**** Given information ****
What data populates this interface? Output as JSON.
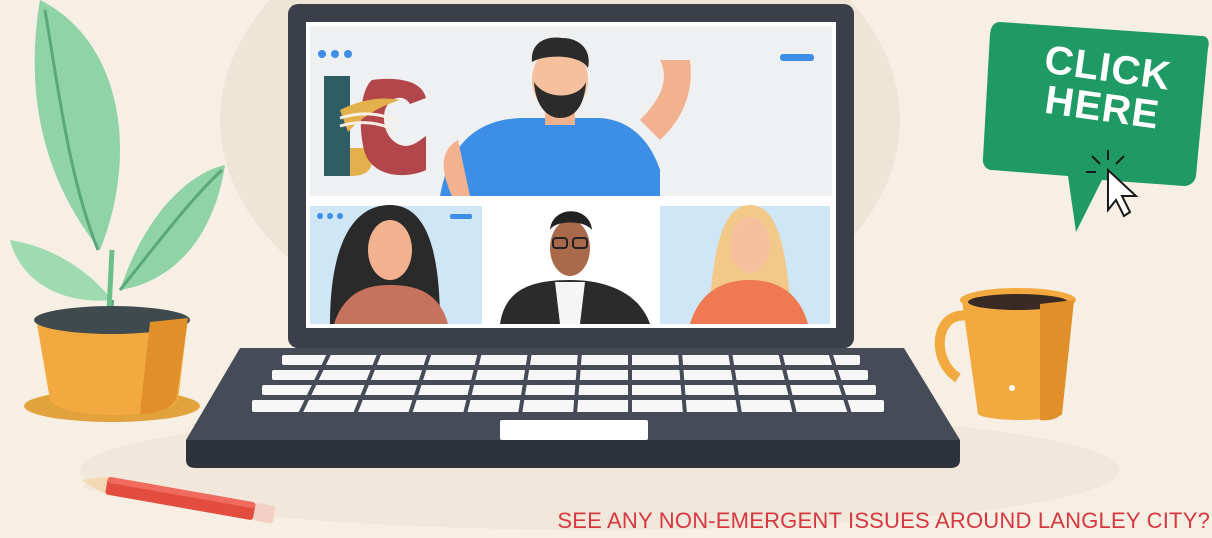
{
  "cta": {
    "line1": "CLICK",
    "line2": "HERE"
  },
  "footer": {
    "text": "SEE ANY NON-EMERGENT ISSUES AROUND LANGLEY CITY?"
  },
  "logo": {
    "letters": "LC"
  },
  "colors": {
    "background": "#f7efe4",
    "cta_green": "#1f9a64",
    "footer_red": "#d6383f",
    "laptop_dark": "#3a3f4a",
    "screen": "#eef0f2",
    "logo_teal": "#2e5d66",
    "logo_gold": "#e2b14b",
    "logo_maroon": "#b3464a"
  },
  "icons": [
    "plant-icon",
    "coffee-mug-icon",
    "pencil-icon",
    "laptop-icon",
    "cursor-icon",
    "logo"
  ]
}
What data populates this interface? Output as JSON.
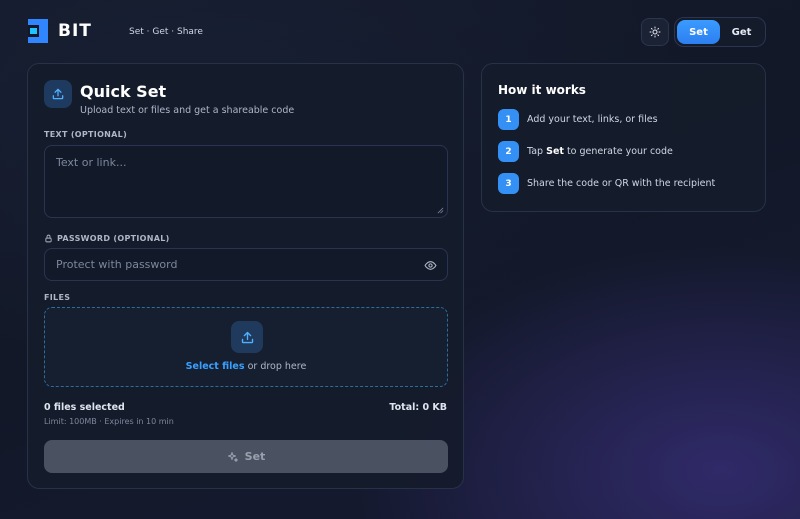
{
  "header": {
    "logo_text": "BIT",
    "tagline": "Set · Get · Share",
    "theme_icon": "sun-icon",
    "mode_set": "Set",
    "mode_get": "Get",
    "active_mode": "Set"
  },
  "quick_set": {
    "title": "Quick Set",
    "subtitle": "Upload text or files and get a shareable code",
    "text_label": "TEXT (OPTIONAL)",
    "text_placeholder": "Text or link...",
    "password_label": "PASSWORD (OPTIONAL)",
    "password_placeholder": "Protect with password",
    "files_label": "FILES",
    "select_files": "Select files",
    "drop_here": "or drop here",
    "files_count": "0 files selected",
    "total": "Total: 0 KB",
    "limit": "Limit: 100MB · Expires in 10 min",
    "set_button": "Set"
  },
  "how_it_works": {
    "title": "How it works",
    "steps": [
      {
        "num": "1",
        "text": "Add your text, links, or files"
      },
      {
        "num": "2",
        "pre": "Tap ",
        "bold": "Set",
        "post": " to generate your code"
      },
      {
        "num": "3",
        "text": "Share the code or QR with the recipient"
      }
    ]
  },
  "colors": {
    "accent": "#3590f5",
    "link": "#3aa0ff",
    "background": "#121827"
  }
}
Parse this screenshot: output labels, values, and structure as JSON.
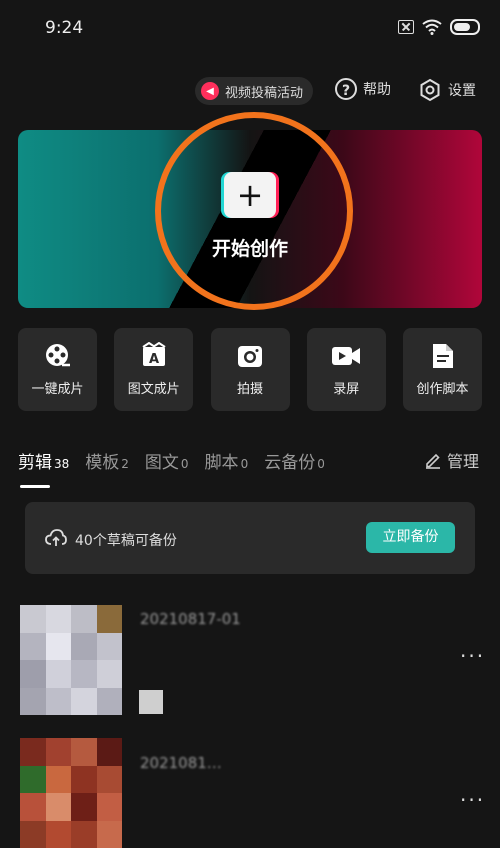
{
  "status": {
    "time": "9:24"
  },
  "top": {
    "promo_label": "视频投稿活动",
    "help_label": "帮助",
    "settings_label": "设置"
  },
  "banner": {
    "create_label": "开始创作"
  },
  "tools": [
    {
      "label": "一键成片",
      "icon": "film-reel-icon"
    },
    {
      "label": "图文成片",
      "icon": "text-card-icon"
    },
    {
      "label": "拍摄",
      "icon": "camera-icon"
    },
    {
      "label": "录屏",
      "icon": "video-record-icon"
    },
    {
      "label": "创作脚本",
      "icon": "document-icon"
    }
  ],
  "tabs": [
    {
      "label": "剪辑",
      "count": "38"
    },
    {
      "label": "模板",
      "count": "2"
    },
    {
      "label": "图文",
      "count": "0"
    },
    {
      "label": "脚本",
      "count": "0"
    },
    {
      "label": "云备份",
      "count": "0"
    }
  ],
  "manage_label": "管理",
  "backup": {
    "text": "40个草稿可备份",
    "button": "立即备份"
  },
  "drafts": [
    {
      "title": "20210817-01",
      "more": "···"
    },
    {
      "title": "2021081…",
      "more": "···"
    }
  ],
  "colors": {
    "accent": "#2bb7a8",
    "highlight_ring": "#f2731c"
  }
}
****
• [Written request]:
Go through the listing above and write it out again exactly, dropping the pictures.

• [Written answer]:
What data populates this interface? Output as JSON.
{
  "cta": {
    "line1": "CLICK",
    "line2": "HERE"
  },
  "footer": {
    "text": "SEE ANY NON-EMERGENT ISSUES AROUND LANGLEY CITY?"
  },
  "logo": {
    "letters": "LC"
  },
  "colors": {
    "background": "#f7efe4",
    "cta_green": "#1f9a64",
    "footer_red": "#d6383f",
    "laptop_dark": "#3a3f4a",
    "screen": "#eef0f2",
    "logo_teal": "#2e5d66",
    "logo_gold": "#e2b14b",
    "logo_maroon": "#b3464a"
  },
  "icons": [
    "plant-icon",
    "coffee-mug-icon",
    "pencil-icon",
    "laptop-icon",
    "cursor-icon",
    "logo"
  ]
}
What data populates this interface? Output as JSON.
{
  "header": {
    "logo_text": "BIT",
    "tagline": "Set · Get · Share",
    "theme_icon": "sun-icon",
    "mode_set": "Set",
    "mode_get": "Get",
    "active_mode": "Set"
  },
  "quick_set": {
    "title": "Quick Set",
    "subtitle": "Upload text or files and get a shareable code",
    "text_label": "TEXT (OPTIONAL)",
    "text_placeholder": "Text or link...",
    "password_label": "PASSWORD (OPTIONAL)",
    "password_placeholder": "Protect with password",
    "files_label": "FILES",
    "select_files": "Select files",
    "drop_here": "or drop here",
    "files_count": "0 files selected",
    "total": "Total: 0 KB",
    "limit": "Limit: 100MB · Expires in 10 min",
    "set_button": "Set"
  },
  "how_it_works": {
    "title": "How it works",
    "steps": [
      {
        "num": "1",
        "text": "Add your text, links, or files"
      },
      {
        "num": "2",
        "pre": "Tap ",
        "bold": "Set",
        "post": " to generate your code"
      },
      {
        "num": "3",
        "text": "Share the code or QR with the recipient"
      }
    ]
  },
  "colors": {
    "accent": "#3590f5",
    "link": "#3aa0ff",
    "background": "#121827"
  }
}
Parse this screenshot: output labels, values, and structure as JSON.
{
  "status": {
    "time": "9:24"
  },
  "top": {
    "promo_label": "视频投稿活动",
    "help_label": "帮助",
    "settings_label": "设置"
  },
  "banner": {
    "create_label": "开始创作"
  },
  "tools": [
    {
      "label": "一键成片",
      "icon": "film-reel-icon"
    },
    {
      "label": "图文成片",
      "icon": "text-card-icon"
    },
    {
      "label": "拍摄",
      "icon": "camera-icon"
    },
    {
      "label": "录屏",
      "icon": "video-record-icon"
    },
    {
      "label": "创作脚本",
      "icon": "document-icon"
    }
  ],
  "tabs": [
    {
      "label": "剪辑",
      "count": "38"
    },
    {
      "label": "模板",
      "count": "2"
    },
    {
      "label": "图文",
      "count": "0"
    },
    {
      "label": "脚本",
      "count": "0"
    },
    {
      "label": "云备份",
      "count": "0"
    }
  ],
  "manage_label": "管理",
  "backup": {
    "text": "40个草稿可备份",
    "button": "立即备份"
  },
  "drafts": [
    {
      "title": "20210817-01",
      "more": "···"
    },
    {
      "title": "2021081…",
      "more": "···"
    }
  ],
  "colors": {
    "accent": "#2bb7a8",
    "highlight_ring": "#f2731c"
  }
}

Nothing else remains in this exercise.